- **EXERCISE**
Output the material beneath this task exactly, images excluded.
===============
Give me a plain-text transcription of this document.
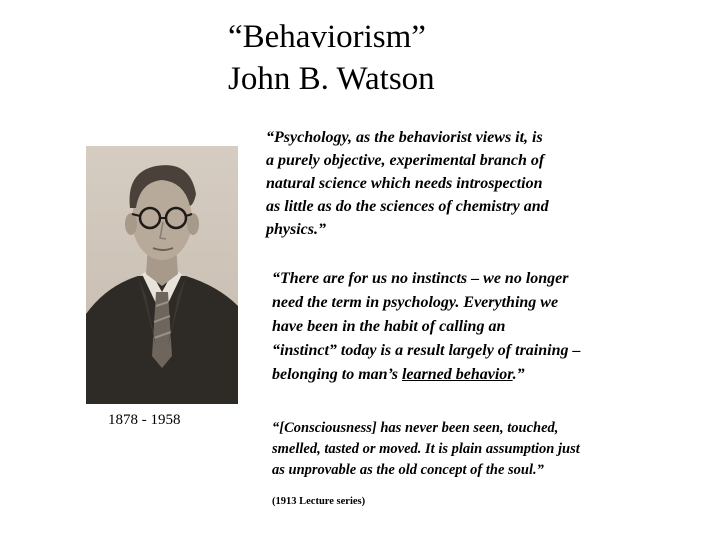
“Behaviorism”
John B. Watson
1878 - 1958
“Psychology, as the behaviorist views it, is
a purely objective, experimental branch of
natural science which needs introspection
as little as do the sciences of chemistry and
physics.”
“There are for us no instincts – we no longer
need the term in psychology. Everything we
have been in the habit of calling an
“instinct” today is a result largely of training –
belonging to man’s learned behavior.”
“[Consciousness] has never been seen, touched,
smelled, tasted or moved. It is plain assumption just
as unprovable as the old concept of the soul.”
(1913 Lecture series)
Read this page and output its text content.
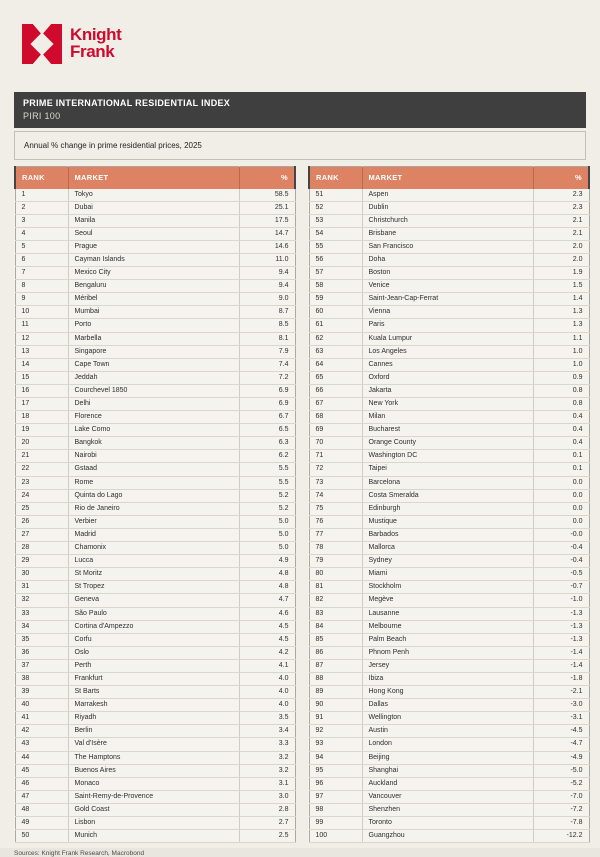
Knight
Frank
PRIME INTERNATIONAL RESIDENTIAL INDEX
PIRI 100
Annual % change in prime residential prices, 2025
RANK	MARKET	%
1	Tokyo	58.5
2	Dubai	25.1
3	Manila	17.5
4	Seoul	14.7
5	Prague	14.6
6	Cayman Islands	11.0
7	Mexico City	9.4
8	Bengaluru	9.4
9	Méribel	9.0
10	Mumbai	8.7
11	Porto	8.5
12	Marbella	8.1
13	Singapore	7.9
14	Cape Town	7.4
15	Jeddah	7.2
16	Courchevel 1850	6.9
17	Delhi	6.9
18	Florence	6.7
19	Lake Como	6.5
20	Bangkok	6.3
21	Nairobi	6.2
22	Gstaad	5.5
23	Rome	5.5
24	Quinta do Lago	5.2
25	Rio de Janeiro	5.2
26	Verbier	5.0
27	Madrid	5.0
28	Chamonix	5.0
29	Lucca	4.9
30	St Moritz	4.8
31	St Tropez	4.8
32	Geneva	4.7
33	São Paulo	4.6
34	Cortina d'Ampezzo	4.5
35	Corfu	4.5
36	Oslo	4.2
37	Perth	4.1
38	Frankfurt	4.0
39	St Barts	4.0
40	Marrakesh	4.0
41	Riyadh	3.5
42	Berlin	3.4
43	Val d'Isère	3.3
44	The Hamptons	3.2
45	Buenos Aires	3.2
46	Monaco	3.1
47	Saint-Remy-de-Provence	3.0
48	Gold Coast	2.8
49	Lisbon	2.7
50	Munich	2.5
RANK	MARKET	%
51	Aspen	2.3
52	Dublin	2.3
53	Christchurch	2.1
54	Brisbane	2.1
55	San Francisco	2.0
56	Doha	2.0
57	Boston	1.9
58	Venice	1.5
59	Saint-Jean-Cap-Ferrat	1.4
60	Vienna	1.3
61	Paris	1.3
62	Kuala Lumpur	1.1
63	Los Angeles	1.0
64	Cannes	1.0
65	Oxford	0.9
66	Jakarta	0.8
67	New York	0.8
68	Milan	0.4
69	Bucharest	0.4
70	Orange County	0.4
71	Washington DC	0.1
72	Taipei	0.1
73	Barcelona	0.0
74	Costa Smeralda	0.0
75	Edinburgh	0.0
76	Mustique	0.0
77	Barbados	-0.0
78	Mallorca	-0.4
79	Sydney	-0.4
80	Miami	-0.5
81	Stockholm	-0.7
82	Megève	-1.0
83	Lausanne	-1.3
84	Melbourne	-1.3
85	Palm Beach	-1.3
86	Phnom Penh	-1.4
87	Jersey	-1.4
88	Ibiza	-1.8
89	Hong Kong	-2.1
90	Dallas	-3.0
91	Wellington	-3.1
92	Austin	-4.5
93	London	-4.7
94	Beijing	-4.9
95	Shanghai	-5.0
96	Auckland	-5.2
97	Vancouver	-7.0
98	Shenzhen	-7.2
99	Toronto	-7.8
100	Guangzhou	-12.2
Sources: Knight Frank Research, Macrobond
===============
- **CORRECT RESULT**
Give me a plain-text transcription of this document.
“Behaviorism”
John B. Watson
1878 - 1958
“Psychology, as the behaviorist views it, is
a purely objective, experimental branch of
natural science which needs introspection
as little as do the sciences of chemistry and
physics.”
“There are for us no instincts – we no longer
need the term in psychology. Everything we
have been in the habit of calling an
“instinct” today is a result largely of training –
belonging to man’s learned behavior.”
“[Consciousness] has never been seen, touched,
smelled, tasted or moved. It is plain assumption just
as unprovable as the old concept of the soul.”
(1913 Lecture series)
Read this page and output its text content.
Knight
Frank
PRIME INTERNATIONAL RESIDENTIAL INDEX
PIRI 100
Annual % change in prime residential prices, 2025
RANK	MARKET	%
1	Tokyo	58.5
2	Dubai	25.1
3	Manila	17.5
4	Seoul	14.7
5	Prague	14.6
6	Cayman Islands	11.0
7	Mexico City	9.4
8	Bengaluru	9.4
9	Méribel	9.0
10	Mumbai	8.7
11	Porto	8.5
12	Marbella	8.1
13	Singapore	7.9
14	Cape Town	7.4
15	Jeddah	7.2
16	Courchevel 1850	6.9
17	Delhi	6.9
18	Florence	6.7
19	Lake Como	6.5
20	Bangkok	6.3
21	Nairobi	6.2
22	Gstaad	5.5
23	Rome	5.5
24	Quinta do Lago	5.2
25	Rio de Janeiro	5.2
26	Verbier	5.0
27	Madrid	5.0
28	Chamonix	5.0
29	Lucca	4.9
30	St Moritz	4.8
31	St Tropez	4.8
32	Geneva	4.7
33	São Paulo	4.6
34	Cortina d'Ampezzo	4.5
35	Corfu	4.5
36	Oslo	4.2
37	Perth	4.1
38	Frankfurt	4.0
39	St Barts	4.0
40	Marrakesh	4.0
41	Riyadh	3.5
42	Berlin	3.4
43	Val d'Isère	3.3
44	The Hamptons	3.2
45	Buenos Aires	3.2
46	Monaco	3.1
47	Saint-Remy-de-Provence	3.0
48	Gold Coast	2.8
49	Lisbon	2.7
50	Munich	2.5
RANK	MARKET	%
51	Aspen	2.3
52	Dublin	2.3
53	Christchurch	2.1
54	Brisbane	2.1
55	San Francisco	2.0
56	Doha	2.0
57	Boston	1.9
58	Venice	1.5
59	Saint-Jean-Cap-Ferrat	1.4
60	Vienna	1.3
61	Paris	1.3
62	Kuala Lumpur	1.1
63	Los Angeles	1.0
64	Cannes	1.0
65	Oxford	0.9
66	Jakarta	0.8
67	New York	0.8
68	Milan	0.4
69	Bucharest	0.4
70	Orange County	0.4
71	Washington DC	0.1
72	Taipei	0.1
73	Barcelona	0.0
74	Costa Smeralda	0.0
75	Edinburgh	0.0
76	Mustique	0.0
77	Barbados	-0.0
78	Mallorca	-0.4
79	Sydney	-0.4
80	Miami	-0.5
81	Stockholm	-0.7
82	Megève	-1.0
83	Lausanne	-1.3
84	Melbourne	-1.3
85	Palm Beach	-1.3
86	Phnom Penh	-1.4
87	Jersey	-1.4
88	Ibiza	-1.8
89	Hong Kong	-2.1
90	Dallas	-3.0
91	Wellington	-3.1
92	Austin	-4.5
93	London	-4.7
94	Beijing	-4.9
95	Shanghai	-5.0
96	Auckland	-5.2
97	Vancouver	-7.0
98	Shenzhen	-7.2
99	Toronto	-7.8
100	Guangzhou	-12.2
Sources: Knight Frank Research, Macrobond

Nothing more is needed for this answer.